▶ _Information supplied_:

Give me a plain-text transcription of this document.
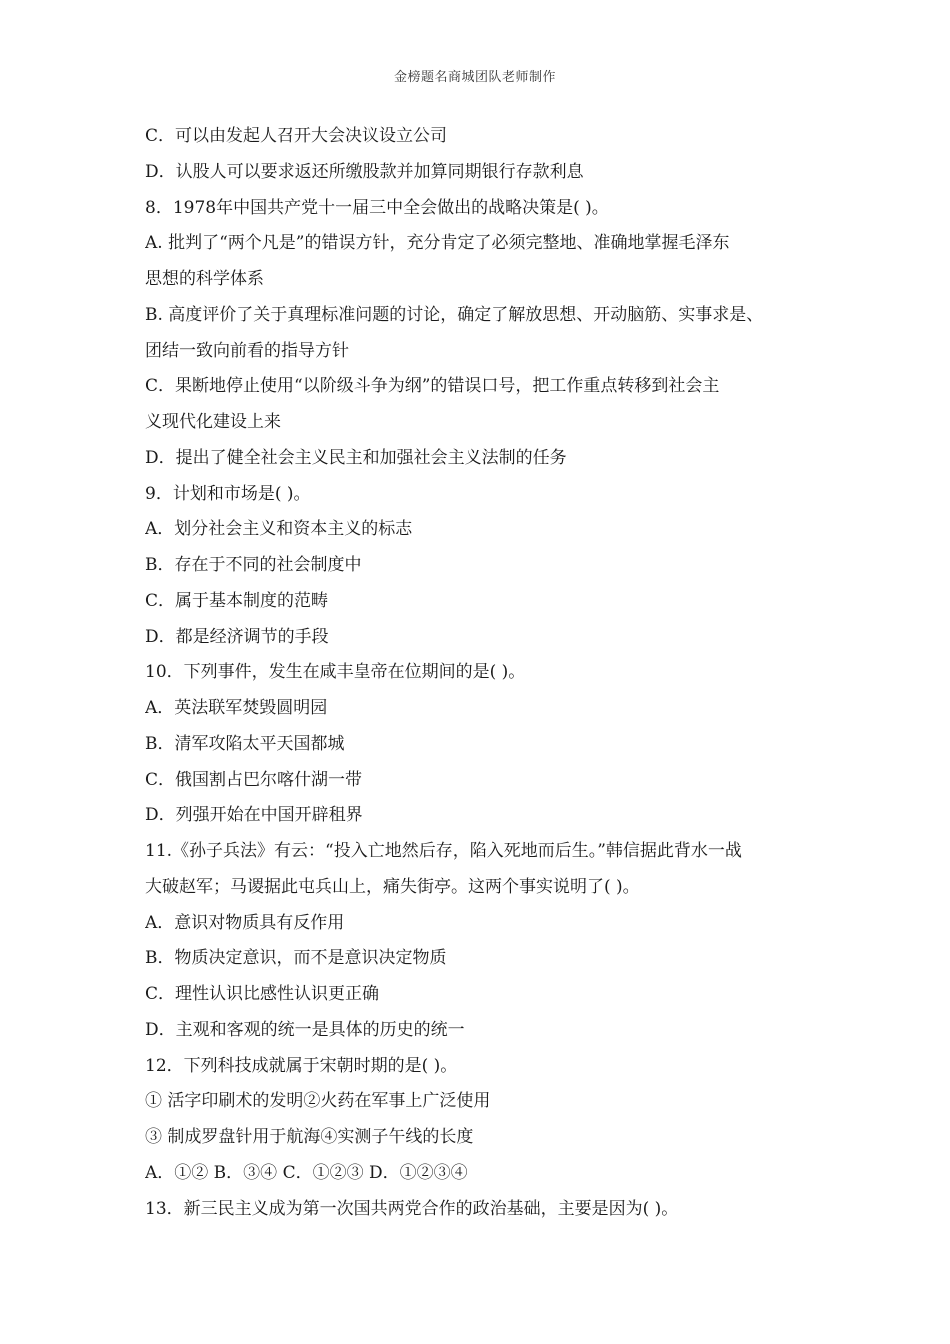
金榜题名商城团队老师制作
C．可以由发起人召开大会决议设立公司
D．认股人可以要求返还所缴股款并加算同期银行存款利息
8．1978年中国共产党十一届三中全会做出的战略决策是( )。
A. 批判了“两个凡是”的错误方针，充分肯定了必须完整地、准确地掌握毛泽东
思想的科学体系
B. 高度评价了关于真理标准问题的讨论，确定了解放思想、开动脑筋、实事求是、
团结一致向前看的指导方针
C．果断地停止使用“以阶级斗争为纲”的错误口号，把工作重点转移到社会主
义现代化建设上来
D．提出了健全社会主义民主和加强社会主义法制的任务
9．计划和市场是( )。
A．划分社会主义和资本主义的标志
B．存在于不同的社会制度中
C．属于基本制度的范畴
D．都是经济调节的手段
10．下列事件，发生在咸丰皇帝在位期间的是( )。
A．英法联军焚毁圆明园
B．清军攻陷太平天国都城
C．俄国割占巴尔喀什湖一带
D．列强开始在中国开辟租界
11.《孙子兵法》有云：“投入亡地然后存，陷入死地而后生。”韩信据此背水一战
大破赵军；马谡据此屯兵山上，痛失街亭。这两个事实说明了( )。
A．意识对物质具有反作用
B．物质决定意识，而不是意识决定物质
C．理性认识比感性认识更正确
D．主观和客观的统一是具体的历史的统一
12．下列科技成就属于宋朝时期的是( )。
① 活字印刷术的发明②火药在军事上广泛使用
③ 制成罗盘针用于航海④实测子午线的长度
A．①② B．③④ C．①②③ D．①②③④
13．新三民主义成为第一次国共两党合作的政治基础，主要是因为( )。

▶ _Stated exercise_:
In your copy, repeat each record exactly and include no pictures.

▶ _The solution_:
Give me a plain-text transcription of this document.
金榜题名商城团队老师制作
C．可以由发起人召开大会决议设立公司
D．认股人可以要求返还所缴股款并加算同期银行存款利息
8．1978年中国共产党十一届三中全会做出的战略决策是( )。
A. 批判了“两个凡是”的错误方针，充分肯定了必须完整地、准确地掌握毛泽东
思想的科学体系
B. 高度评价了关于真理标准问题的讨论，确定了解放思想、开动脑筋、实事求是、
团结一致向前看的指导方针
C．果断地停止使用“以阶级斗争为纲”的错误口号，把工作重点转移到社会主
义现代化建设上来
D．提出了健全社会主义民主和加强社会主义法制的任务
9．计划和市场是( )。
A．划分社会主义和资本主义的标志
B．存在于不同的社会制度中
C．属于基本制度的范畴
D．都是经济调节的手段
10．下列事件，发生在咸丰皇帝在位期间的是( )。
A．英法联军焚毁圆明园
B．清军攻陷太平天国都城
C．俄国割占巴尔喀什湖一带
D．列强开始在中国开辟租界
11.《孙子兵法》有云：“投入亡地然后存，陷入死地而后生。”韩信据此背水一战
大破赵军；马谡据此屯兵山上，痛失街亭。这两个事实说明了( )。
A．意识对物质具有反作用
B．物质决定意识，而不是意识决定物质
C．理性认识比感性认识更正确
D．主观和客观的统一是具体的历史的统一
12．下列科技成就属于宋朝时期的是( )。
① 活字印刷术的发明②火药在军事上广泛使用
③ 制成罗盘针用于航海④实测子午线的长度
A．①② B．③④ C．①②③ D．①②③④
13．新三民主义成为第一次国共两党合作的政治基础，主要是因为( )。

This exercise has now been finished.